#### [Task]
From the entries that follow, pick out all lines holding "BEARING".

[Records supplied start]

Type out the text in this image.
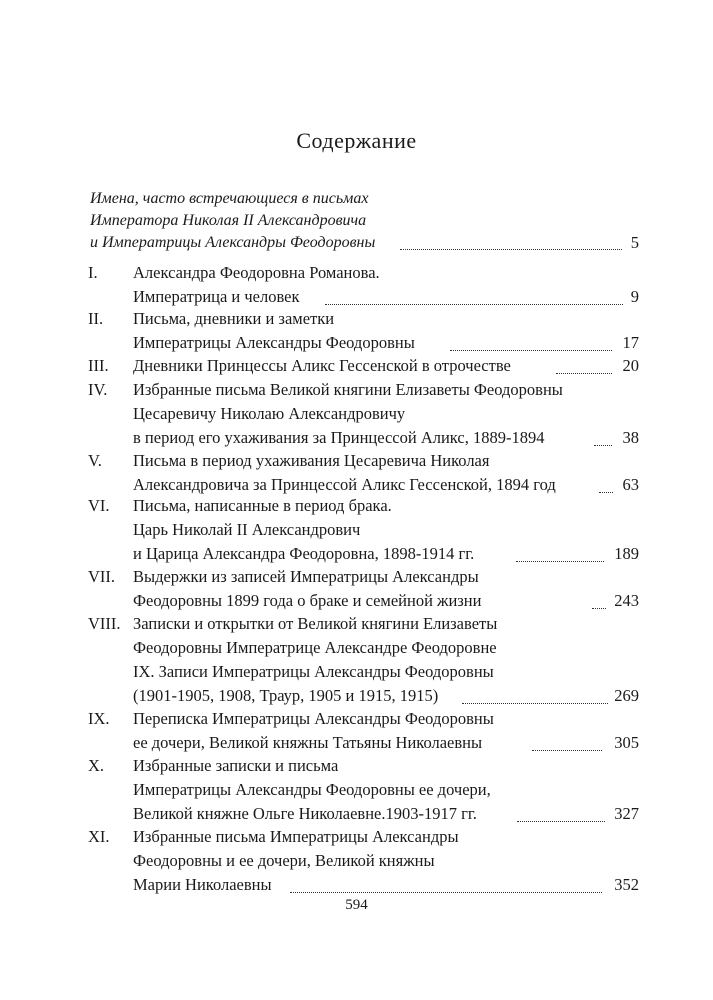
Содержание
Имена, часто встречающиеся в письмах
Императора Николая II Александровича
и Императрицы Александры Феодоровны	5
I. Александра Феодоровна Романова.
Императрица и человек	9
II. Письма, дневники и заметки
Императрицы Александры Феодоровны	17
III. Дневники Принцессы Аликс Гессенской в отрочестве	20
IV. Избранные письма Великой княгини Елизаветы Феодоровны
Цесаревичу Николаю Александровичу
в период его ухаживания за Принцессой Аликс, 1889-1894	38
V. Письма в период ухаживания Цесаревича Николая
Александровича за Принцессой Аликс Гессенской, 1894 год	63
VI. Письма, написанные в период брака.
Царь Николай II Александрович
и Царица Александра Феодоровна, 1898-1914 гг.	189
VII. Выдержки из записей Императрицы Александры
Феодоровны 1899 года о браке и семейной жизни	243
VIII. Записки и открытки от Великой княгини Елизаветы
Феодоровны Императрице Александре Феодоровне
IX. Записи Императрицы Александры Феодоровны
(1901-1905, 1908, Траур, 1905 и 1915, 1915)	269
IX. Переписка Императрицы Александры Феодоровны
ее дочери, Великой княжны Татьяны Николаевны	305
X. Избранные записки и письма
Императрицы Александры Феодоровны ее дочери,
Великой княжне Ольге Николаевне.1903-1917 гг.	327
XI. Избранные письма Императрицы Александры
Феодоровны и ее дочери, Великой княжны
Марии Николаевны	352
594
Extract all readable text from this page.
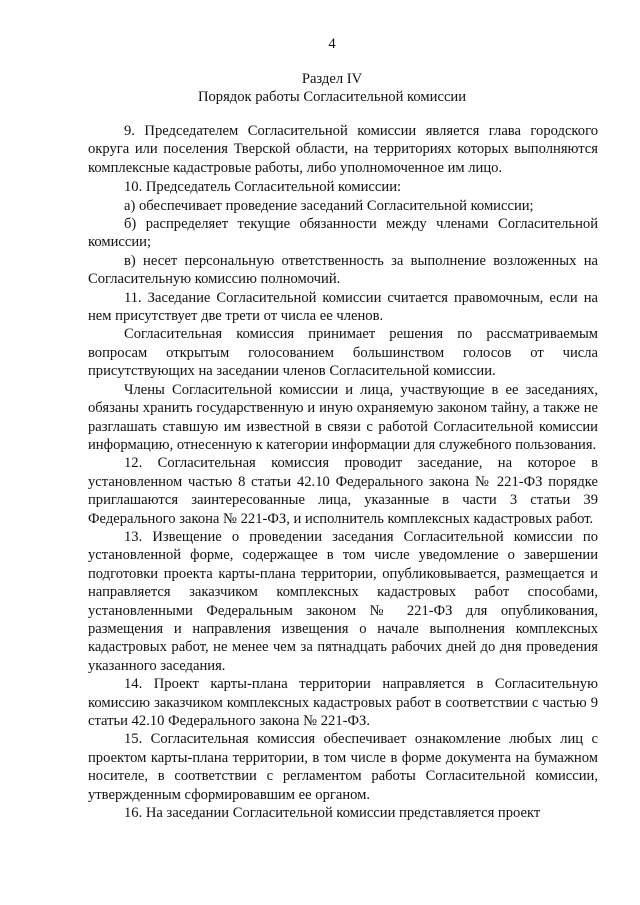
4
Раздел IV
Порядок работы Согласительной комиссии

9. Председателем Согласительной комиссии является глава городского округа или поселения Тверской области, на территориях которых выполняются комплексные кадастровые работы, либо уполномоченное им лицо.

10. Председатель Согласительной комиссии:

а) обеспечивает проведение заседаний Согласительной комиссии;

б) распределяет текущие обязанности между членами Согласительной комиссии;

в) несет персональную ответственность за выполнение возложенных на Согласительную комиссию полномочий.

11. Заседание Согласительной комиссии считается правомочным, если на нем присутствует две трети от числа ее членов.

Согласительная комиссия принимает решения по рассматриваемым вопросам открытым голосованием большинством голосов от числа присутствующих на заседании членов Согласительной комиссии.

Члены Согласительной комиссии и лица, участвующие в ее заседаниях, обязаны хранить государственную и иную охраняемую законом тайну, а также не разглашать ставшую им известной в связи с работой Согласительной комиссии информацию, отнесенную к категории информации для служебного пользования.

12. Согласительная комиссия проводит заседание, на которое в установленном частью 8 статьи 42.10 Федерального закона № 221-ФЗ порядке приглашаются заинтересованные лица, указанные в части 3 статьи 39 Федерального закона № 221-ФЗ, и исполнитель комплексных кадастровых работ.

13. Извещение о проведении заседания Согласительной комиссии по установленной форме, содержащее в том числе уведомление о завершении подготовки проекта карты-плана территории, опубликовывается, размещается и направляется заказчиком комплексных кадастровых работ способами, установленными Федеральным законом № 221-ФЗ для опубликования, размещения и направления извещения о начале выполнения комплексных кадастровых работ, не менее чем за пятнадцать рабочих дней до дня проведения указанного заседания.

14. Проект карты-плана территории направляется в Согласительную комиссию заказчиком комплексных кадастровых работ в соответствии с частью 9 статьи 42.10 Федерального закона № 221-ФЗ.

15. Согласительная комиссия обеспечивает ознакомление любых лиц с проектом карты-плана территории, в том числе в форме документа на бумажном носителе, в соответствии с регламентом работы Согласительной комиссии, утвержденным сформировавшим ее органом.

16. На заседании Согласительной комиссии представляется проект
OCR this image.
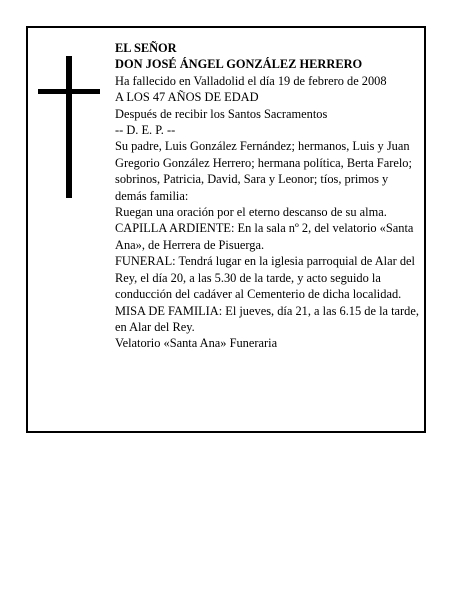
EL SEÑOR

DON JOSÉ ÁNGEL GONZÁLEZ HERRERO

Ha fallecido en Valladolid el día 19 de febrero de 2008

A LOS 47 AÑOS DE EDAD

Después de recibir los Santos Sacramentos

-- D. E. P. --

Su padre, Luis González Fernández; hermanos, Luis y Juan Gregorio González Herrero; hermana política, Berta Farelo; sobrinos, Patricia, David, Sara y Leonor; tíos, primos y demás familia:

Ruegan una oración por el eterno descanso de su alma.

CAPILLA ARDIENTE: En la sala nº 2, del velatorio «Santa Ana», de Herrera de Pisuerga.

FUNERAL: Tendrá lugar en la iglesia parroquial de Alar del Rey, el día 20, a las 5.30 de la tarde, y acto seguido la conducción del cadáver al Cementerio de dicha localidad.

MISA DE FAMILIA: El jueves, día 21, a las 6.15 de la tarde, en Alar del Rey.

Velatorio «Santa Ana» Funeraria
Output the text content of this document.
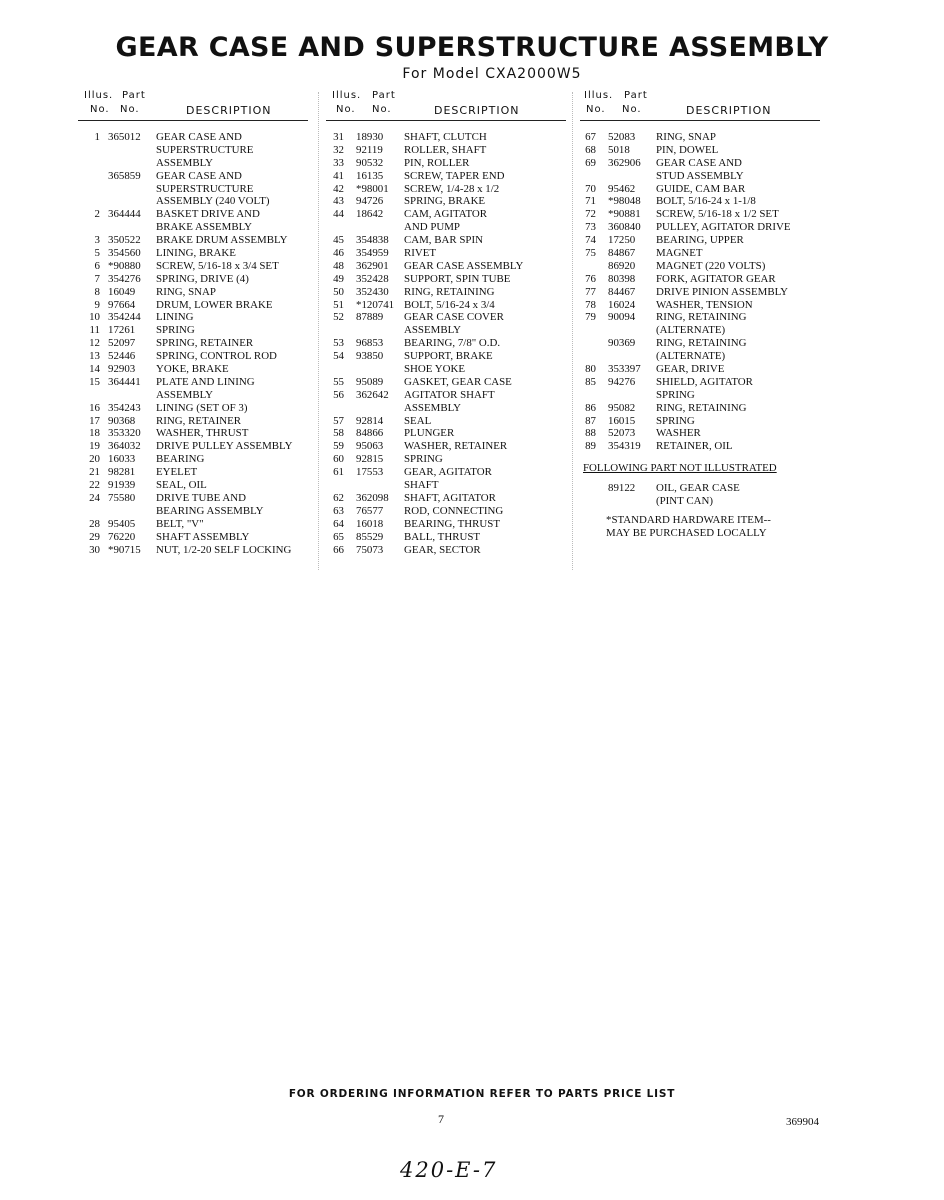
GEAR CASE AND SUPERSTRUCTURE ASSEMBLY
For Model CXA2000W5
Illus. Part
No. No.	DESCRIPTION
1 365012 GEAR CASE AND
SUPERSTRUCTURE
ASSEMBLY
365859 GEAR CASE AND
SUPERSTRUCTURE
ASSEMBLY (240 VOLT)
2 364444 BASKET DRIVE AND
BRAKE ASSEMBLY
3 350522 BRAKE DRUM ASSEMBLY
5 354560 LINING, BRAKE
6 *90880 SCREW, 5/16-18 x 3/4 SET
7 354276 SPRING, DRIVE (4)
8 16049 RING, SNAP
9 97664 DRUM, LOWER BRAKE
10 354244 LINING
11 17261 SPRING
12 52097 SPRING, RETAINER
13 52446 SPRING, CONTROL ROD
14 92903 YOKE, BRAKE
15 364441 PLATE AND LINING
ASSEMBLY
16 354243 LINING (SET OF 3)
17 90368 RING, RETAINER
18 353320 WASHER, THRUST
19 364032 DRIVE PULLEY ASSEMBLY
20 16033 BEARING
21 98281 EYELET
22 91939 SEAL, OIL
24 75580 DRIVE TUBE AND
BEARING ASSEMBLY
28 95405 BELT, "V"
29 76220 SHAFT ASSEMBLY
30 *90715 NUT, 1/2-20 SELF LOCKING
Illus. Part
No. No.	DESCRIPTION
31 18930 SHAFT, CLUTCH
32 92119 ROLLER, SHAFT
33 90532 PIN, ROLLER
41 16135 SCREW, TAPER END
42 *98001 SCREW, 1/4-28 x 1/2
43 94726 SPRING, BRAKE
44 18642 CAM, AGITATOR
AND PUMP
45 354838 CAM, BAR SPIN
46 354959 RIVET
48 362901 GEAR CASE ASSEMBLY
49 352428 SUPPORT, SPIN TUBE
50 352430 RING, RETAINING
51 *120741 BOLT, 5/16-24 x 3/4
52 87889 GEAR CASE COVER
ASSEMBLY
53 96853 BEARING, 7/8" O.D.
54 93850 SUPPORT, BRAKE
SHOE YOKE
55 95089 GASKET, GEAR CASE
56 362642 AGITATOR SHAFT
ASSEMBLY
57 92814 SEAL
58 84866 PLUNGER
59 95063 WASHER, RETAINER
60 92815 SPRING
61 17553 GEAR, AGITATOR
SHAFT
62 362098 SHAFT, AGITATOR
63 76577 ROD, CONNECTING
64 16018 BEARING, THRUST
65 85529 BALL, THRUST
66 75073 GEAR, SECTOR
Illus. Part
No. No.	DESCRIPTION
67 52083 RING, SNAP
68 5018 PIN, DOWEL
69 362906 GEAR CASE AND
STUD ASSEMBLY
70 95462 GUIDE, CAM BAR
71 *98048 BOLT, 5/16-24 x 1-1/8
72 *90881 SCREW, 5/16-18 x 1/2 SET
73 360840 PULLEY, AGITATOR DRIVE
74 17250 BEARING, UPPER
75 84867 MAGNET
86920 MAGNET (220 VOLTS)
76 80398 FORK, AGITATOR GEAR
77 84467 DRIVE PINION ASSEMBLY
78 16024 WASHER, TENSION
79 90094 RING, RETAINING
(ALTERNATE)
90369 RING, RETAINING
(ALTERNATE)
80 353397 GEAR, DRIVE
85 94276 SHIELD, AGITATOR
SPRING
86 95082 RING, RETAINING
87 16015 SPRING
88 52073 WASHER
89 354319 RETAINER, OIL
FOLLOWING PART NOT ILLUSTRATED
89122 OIL, GEAR CASE
(PINT CAN)
*STANDARD HARDWARE ITEM--
MAY BE PURCHASED LOCALLY
FOR ORDERING INFORMATION REFER TO PARTS PRICE LIST
7	369904
420-E-7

[Records supplied end]

#### [Final result]
20 16033 BEARING
BEARING ASSEMBLY
53 96853 BEARING, 7/8" O.D.
64 16018 BEARING, THRUST
74 17250 BEARING, UPPER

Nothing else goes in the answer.